> [Written instruction]
Your copy of the material must match it exactly, except that pictures are dropped.

> [Listing]
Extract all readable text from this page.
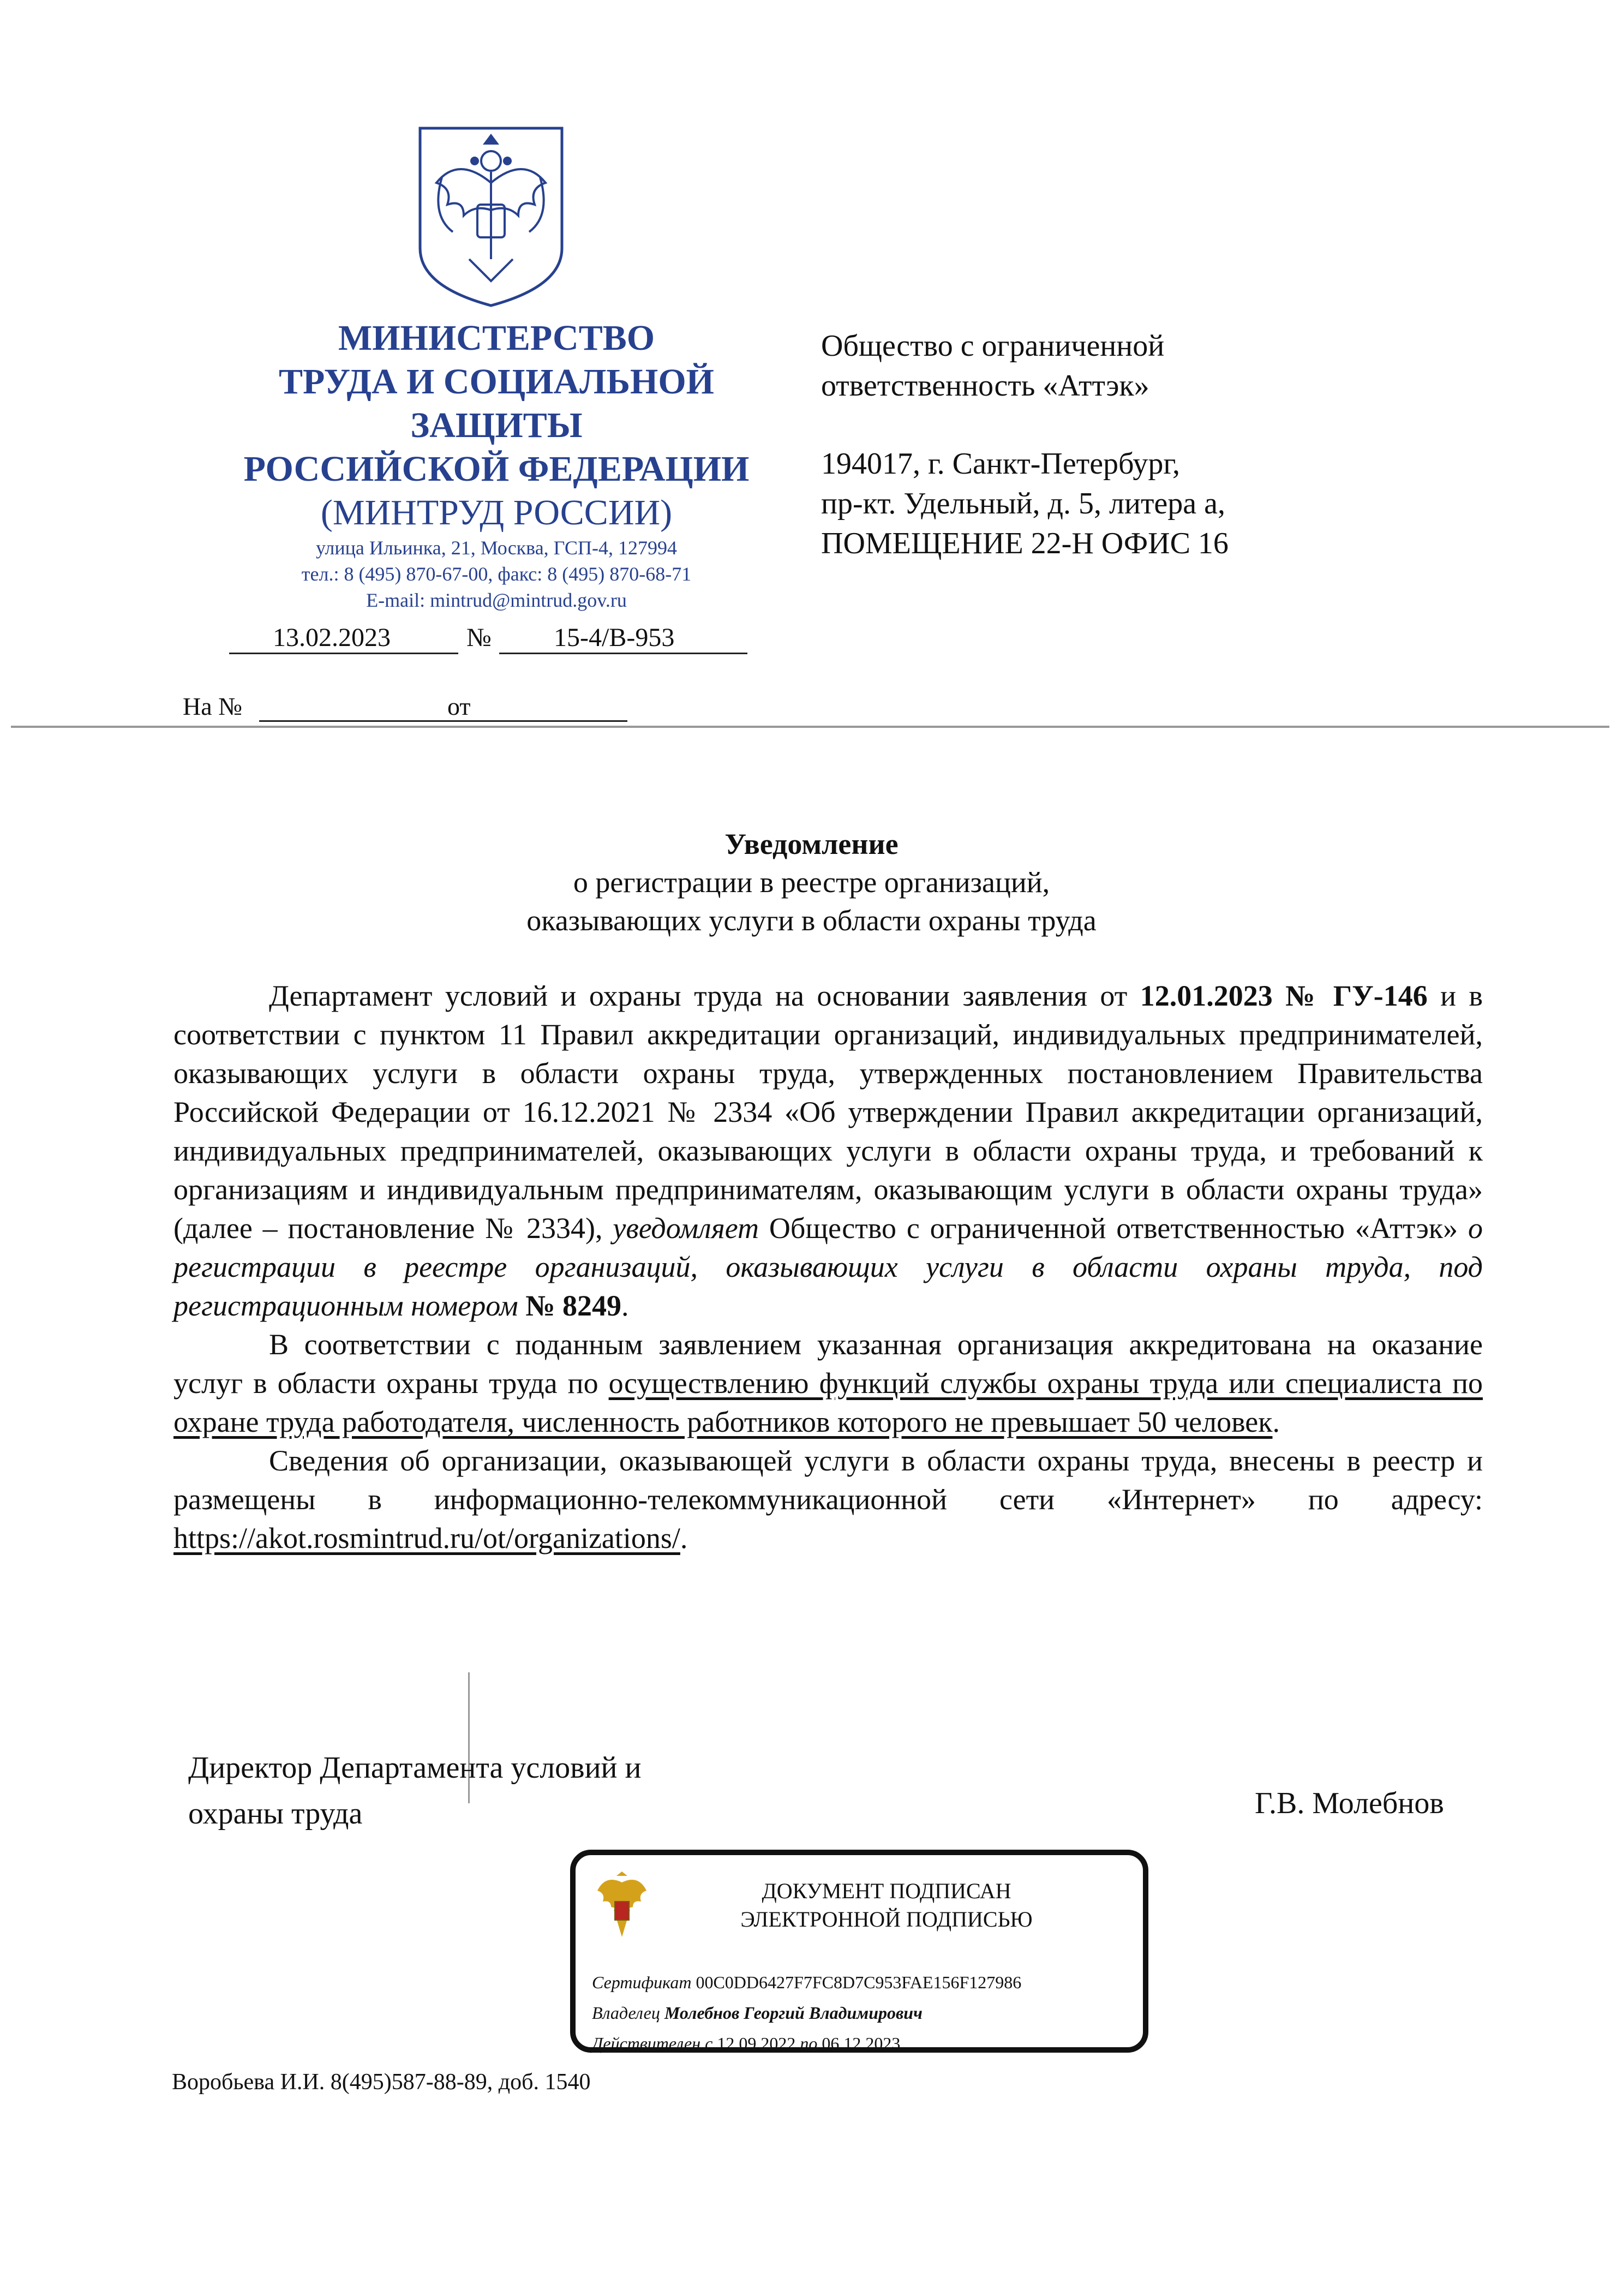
МИНИСТЕРСТВО
ТРУДА И СОЦИАЛЬНОЙ
ЗАЩИТЫ
РОССИЙСКОЙ ФЕДЕРАЦИИ
(МИНТРУД РОССИИ)
улица Ильинка, 21, Москва, ГСП-4, 127994
тел.: 8 (495) 870-67-00, факс: 8 (495) 870-68-71
E-mail: mintrud@mintrud.gov.ru
13.02.2023	№ 15-4/В-953
На №	от

Общество с ограниченной

ответственность «Аттэк»

194017, г. Санкт-Петербург,

пр-кт. Удельный, д. 5, литера а,

ПОМЕЩЕНИЕ 22-Н ОФИС 16

Уведомление
о регистрации в реестре организаций,
оказывающих услуги в области охраны труда

Департамент условий и охраны труда на основании заявления от 12.01.2023 № ГУ-146 и в соответствии с пунктом 11 Правил аккредитации организаций, индивидуальных предпринимателей, оказывающих услуги в области охраны труда, утвержденных постановлением Правительства Российской Федерации от 16.12.2021 № 2334 «Об утверждении Правил аккредитации организаций, индивидуальных предпринимателей, оказывающих услуги в области охраны труда, и требований к организациям и индивидуальным предпринимателям, оказывающим услуги в области охраны труда» (далее – постановление № 2334), уведомляет Общество с ограниченной ответственностью «Аттэк» о регистрации в реестре организаций, оказывающих услуги в области охраны труда, под регистрационным номером № 8249.

В соответствии с поданным заявлением указанная организация аккредитована на оказание услуг в области охраны труда по осуществлению функций службы охраны труда или специалиста по охране труда работодателя, численность работников которого не превышает 50 человек.

Сведения об организации, оказывающей услуги в области охраны труда, внесены в реестр и размещены в информационно-телекоммуникационной сети «Интернет» по адресу: https://akot.rosmintrud.ru/ot/organizations/.

Директор Департамента условий и
охраны труда	Г.В. Молебнов
ДОКУМЕНТ ПОДПИСАН
ЭЛЕКТРОННОЙ ПОДПИСЬЮ
Сертификат 00C0DD6427F7FC8D7C953FAE156F127986
Владелец Молебнов Георгий Владимирович
Действителен с 12.09.2022 по 06.12.2023
Воробьева И.И. 8(495)587-88-89, доб. 1540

> [Right answer]
Extract all readable text from this page.
МИНИСТЕРСТВО
ТРУДА И СОЦИАЛЬНОЙ
ЗАЩИТЫ
РОССИЙСКОЙ ФЕДЕРАЦИИ
(МИНТРУД РОССИИ)
улица Ильинка, 21, Москва, ГСП-4, 127994
тел.: 8 (495) 870-67-00, факс: 8 (495) 870-68-71
E-mail: mintrud@mintrud.gov.ru
13.02.2023	№ 15-4/В-953
На №	от

Общество с ограниченной

ответственность «Аттэк»

194017, г. Санкт-Петербург,

пр-кт. Удельный, д. 5, литера а,

ПОМЕЩЕНИЕ 22-Н ОФИС 16

Уведомление
о регистрации в реестре организаций,
оказывающих услуги в области охраны труда

Департамент условий и охраны труда на основании заявления от 12.01.2023 № ГУ-146 и в соответствии с пунктом 11 Правил аккредитации организаций, индивидуальных предпринимателей, оказывающих услуги в области охраны труда, утвержденных постановлением Правительства Российской Федерации от 16.12.2021 № 2334 «Об утверждении Правил аккредитации организаций, индивидуальных предпринимателей, оказывающих услуги в области охраны труда, и требований к организациям и индивидуальным предпринимателям, оказывающим услуги в области охраны труда» (далее – постановление № 2334), уведомляет Общество с ограниченной ответственностью «Аттэк» о регистрации в реестре организаций, оказывающих услуги в области охраны труда, под регистрационным номером № 8249.

В соответствии с поданным заявлением указанная организация аккредитована на оказание услуг в области охраны труда по осуществлению функций службы охраны труда или специалиста по охране труда работодателя, численность работников которого не превышает 50 человек.

Сведения об организации, оказывающей услуги в области охраны труда, внесены в реестр и размещены в информационно-телекоммуникационной сети «Интернет» по адресу: https://akot.rosmintrud.ru/ot/organizations/.

Директор Департамента условий и
охраны труда	Г.В. Молебнов
ДОКУМЕНТ ПОДПИСАН
ЭЛЕКТРОННОЙ ПОДПИСЬЮ
Сертификат 00C0DD6427F7FC8D7C953FAE156F127986
Владелец Молебнов Георгий Владимирович
Действителен с 12.09.2022 по 06.12.2023
Воробьева И.И. 8(495)587-88-89, доб. 1540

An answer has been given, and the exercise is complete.